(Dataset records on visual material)
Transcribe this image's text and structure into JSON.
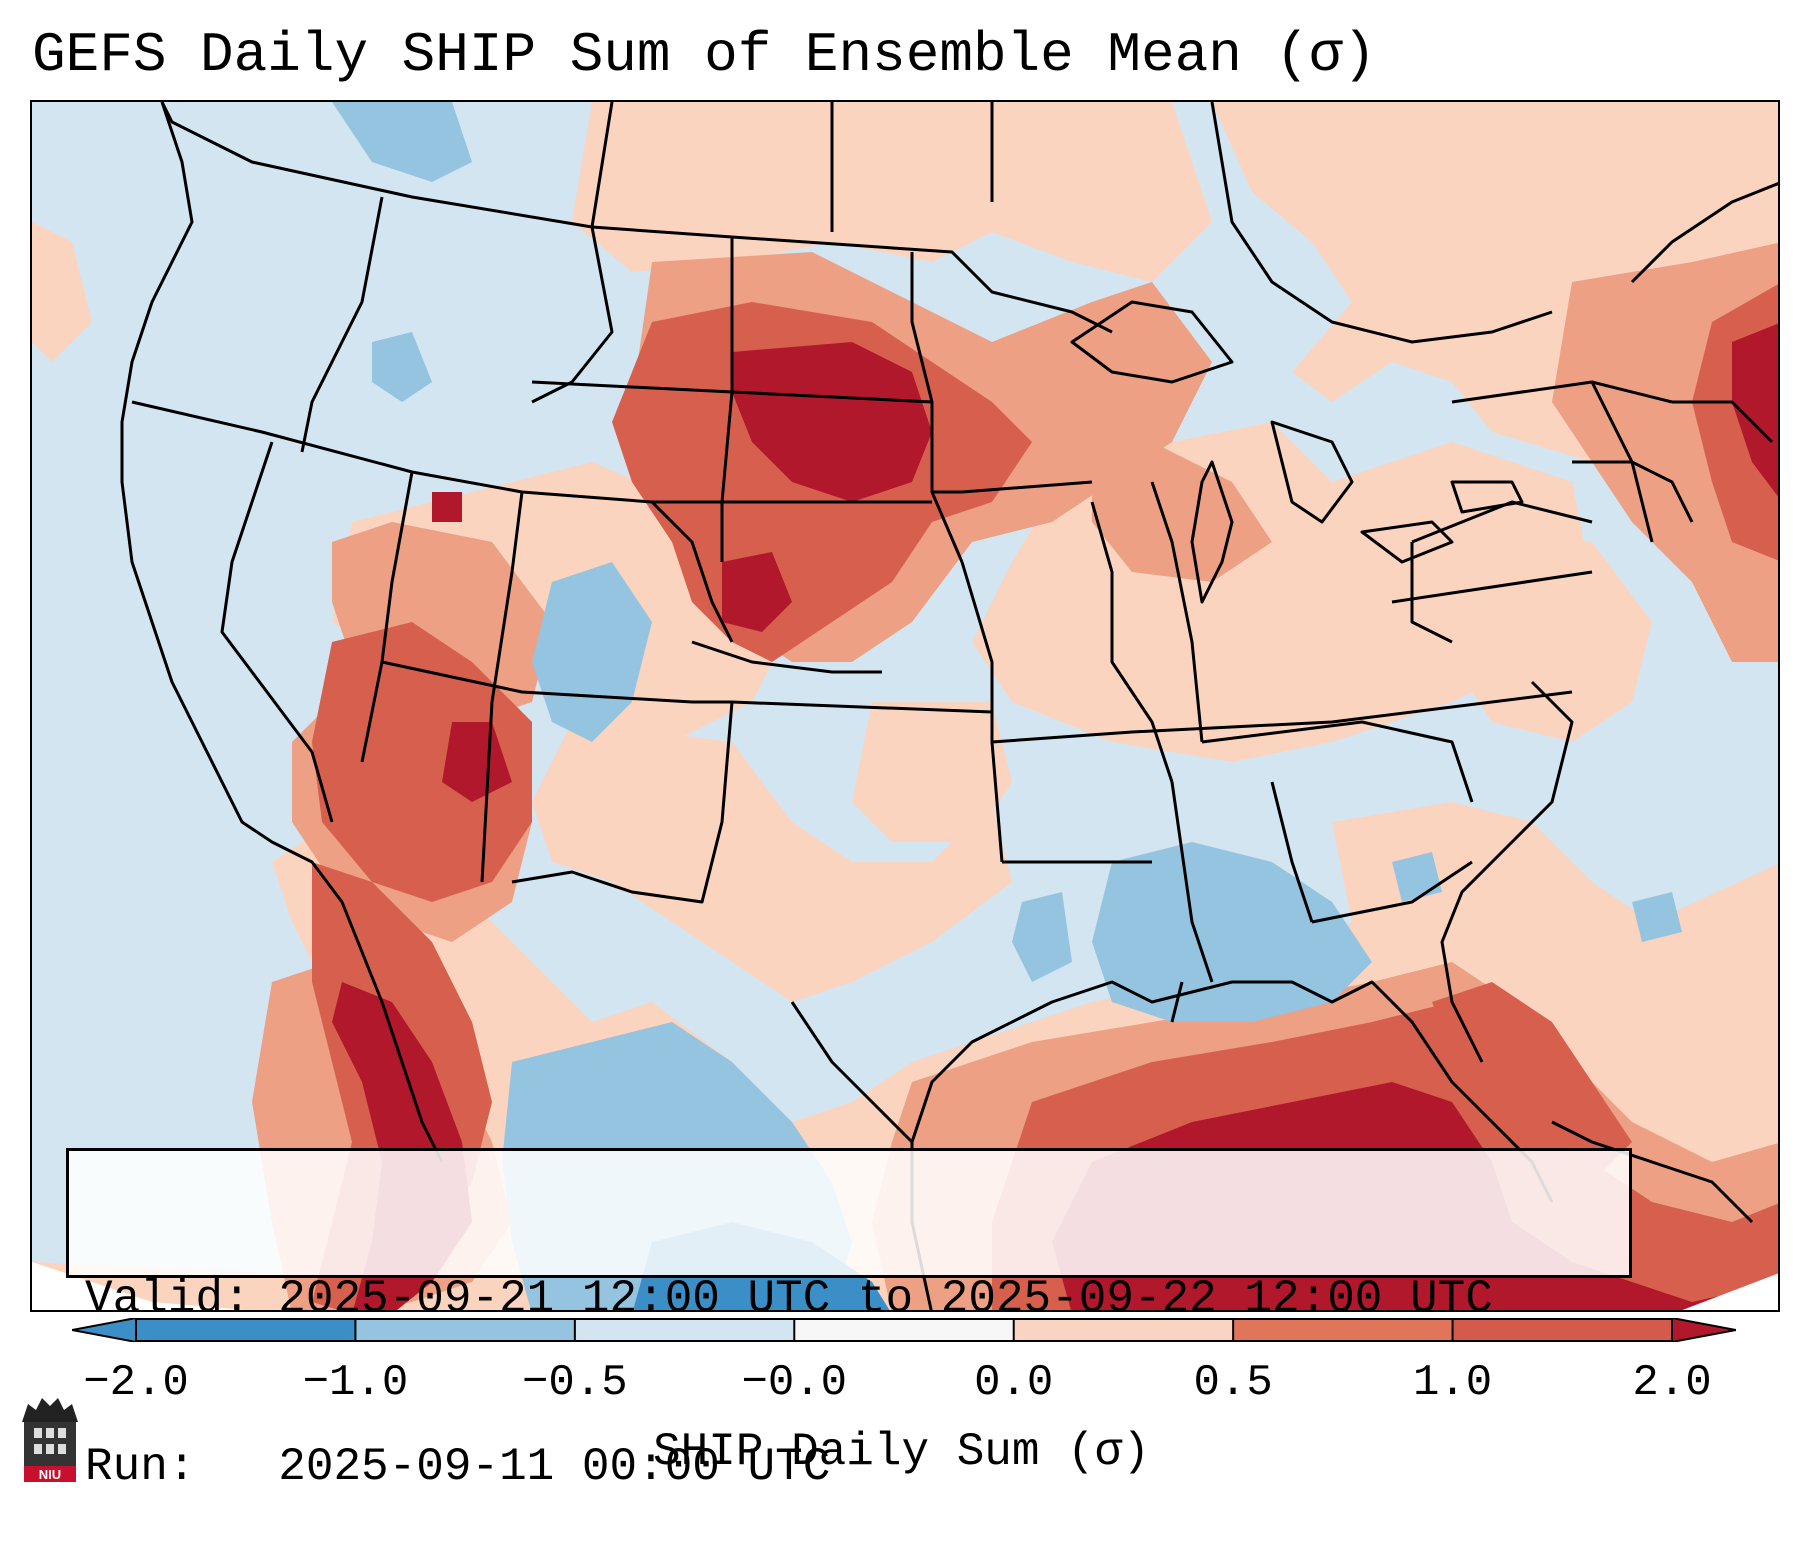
{
  "title": "GEFS Daily SHIP Sum of Ensemble Mean (σ)",
  "info": {
    "valid_line": "Valid: 2025-09-21 12:00 UTC to 2025-09-22 12:00 UTC",
    "run_line": "Run:   2025-09-11 00:00 UTC"
  },
  "colorbar": {
    "label": "SHIP Daily Sum (σ)",
    "ticks": [
      "−2.0",
      "−1.0",
      "−0.5",
      "−0.0",
      "0.0",
      "0.5",
      "1.0",
      "2.0"
    ],
    "colors": [
      "#3b8fc6",
      "#94c4df",
      "#d3e5f0",
      "#f7f7f7",
      "#f9d4c1",
      "#e0755a",
      "#d45b4b",
      "#b2182b"
    ],
    "extend": "both"
  },
  "legend_colors": {
    "strong_negative": "#3b8fc6",
    "negative": "#94c4df",
    "weak_negative": "#d3e5f0",
    "weak_positive": "#fbd7c4",
    "positive": "#f2a585",
    "strong_positive": "#d6604d",
    "extreme_positive": "#b2182b"
  },
  "logo_text": "NIU",
  "map": {
    "region": "Contiguous United States",
    "field": "SHIP daily sum anomaly"
  }
}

Exercise requirements: Copy all lines of the listing above that contain the string "SHIP".

Result:
  "title": "GEFS Daily SHIP Sum of Ensemble Mean (σ)",
    "label": "SHIP Daily Sum (σ)",
    "field": "SHIP daily sum anomaly"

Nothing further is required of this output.